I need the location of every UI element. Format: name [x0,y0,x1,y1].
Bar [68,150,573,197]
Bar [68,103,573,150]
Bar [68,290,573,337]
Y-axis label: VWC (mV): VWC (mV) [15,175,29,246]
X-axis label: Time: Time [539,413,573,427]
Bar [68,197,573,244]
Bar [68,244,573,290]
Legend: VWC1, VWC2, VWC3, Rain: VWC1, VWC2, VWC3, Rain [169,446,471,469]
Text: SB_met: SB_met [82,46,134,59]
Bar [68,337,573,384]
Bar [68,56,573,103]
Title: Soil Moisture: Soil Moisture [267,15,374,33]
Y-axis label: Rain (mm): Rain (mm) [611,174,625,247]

GIVEN EXERCISE: Reproduce the listing above line by line, with no changes to any character.

FULL RESPONSE:
I need the location of every UI element. Format: name [x0,y0,x1,y1].
Bar [68,150,573,197]
Bar [68,103,573,150]
Bar [68,290,573,337]
Y-axis label: VWC (mV): VWC (mV) [15,175,29,246]
X-axis label: Time: Time [539,413,573,427]
Bar [68,197,573,244]
Bar [68,244,573,290]
Legend: VWC1, VWC2, VWC3, Rain: VWC1, VWC2, VWC3, Rain [169,446,471,469]
Text: SB_met: SB_met [82,46,134,59]
Bar [68,337,573,384]
Bar [68,56,573,103]
Title: Soil Moisture: Soil Moisture [267,15,374,33]
Y-axis label: Rain (mm): Rain (mm) [611,174,625,247]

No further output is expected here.